■ What is expected:
Quote the line containing "What text is on this page?" and all lines that follow it in the listing below, exactly as written.

━━━ Input for this task ━━━

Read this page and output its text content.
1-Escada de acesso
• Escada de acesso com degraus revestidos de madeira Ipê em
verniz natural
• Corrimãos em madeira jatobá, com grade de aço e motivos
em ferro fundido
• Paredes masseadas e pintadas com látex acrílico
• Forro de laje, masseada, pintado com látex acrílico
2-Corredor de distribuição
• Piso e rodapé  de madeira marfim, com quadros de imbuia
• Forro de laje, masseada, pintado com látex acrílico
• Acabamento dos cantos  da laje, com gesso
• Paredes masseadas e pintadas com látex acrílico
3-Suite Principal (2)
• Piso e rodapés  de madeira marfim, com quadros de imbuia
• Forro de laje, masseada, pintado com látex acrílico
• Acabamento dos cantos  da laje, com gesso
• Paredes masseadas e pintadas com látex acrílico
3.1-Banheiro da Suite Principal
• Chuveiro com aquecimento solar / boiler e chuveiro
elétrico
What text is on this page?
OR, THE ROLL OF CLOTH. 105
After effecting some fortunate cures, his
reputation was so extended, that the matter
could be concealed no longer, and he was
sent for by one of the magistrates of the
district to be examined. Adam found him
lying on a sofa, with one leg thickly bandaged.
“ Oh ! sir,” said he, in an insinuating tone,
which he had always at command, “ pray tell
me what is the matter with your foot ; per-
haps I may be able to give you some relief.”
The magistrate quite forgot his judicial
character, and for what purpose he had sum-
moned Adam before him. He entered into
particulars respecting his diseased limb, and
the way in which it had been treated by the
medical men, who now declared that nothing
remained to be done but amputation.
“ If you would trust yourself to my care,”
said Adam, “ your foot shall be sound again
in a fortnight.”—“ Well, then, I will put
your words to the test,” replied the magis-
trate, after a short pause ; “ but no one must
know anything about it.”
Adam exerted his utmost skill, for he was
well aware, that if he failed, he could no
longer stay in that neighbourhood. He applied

━━━

■ The response:
What text is on this page?
OR, THE ROLL OF CLOTH. 105
After effecting some fortunate cures, his
reputation was so extended, that the matter
could be concealed no longer, and he was
sent for by one of the magistrates of the
district to be examined. Adam found him
lying on a sofa, with one leg thickly bandaged.
“ Oh ! sir,” said he, in an insinuating tone,
which he had always at command, “ pray tell
me what is the matter with your foot ; per-
haps I may be able to give you some relief.”
The magistrate quite forgot his judicial
character, and for what purpose he had sum-
moned Adam before him. He entered into
particulars respecting his diseased limb, and
the way in which it had been treated by the
medical men, who now declared that nothing
remained to be done but amputation.
“ If you would trust yourself to my care,”
said Adam, “ your foot shall be sound again
in a fortnight.”—“ Well, then, I will put
your words to the test,” replied the magis-
trate, after a short pause ; “ but no one must
know anything about it.”
Adam exerted his utmost skill, for he was
well aware, that if he failed, he could no
longer stay in that neighbourhood. He applied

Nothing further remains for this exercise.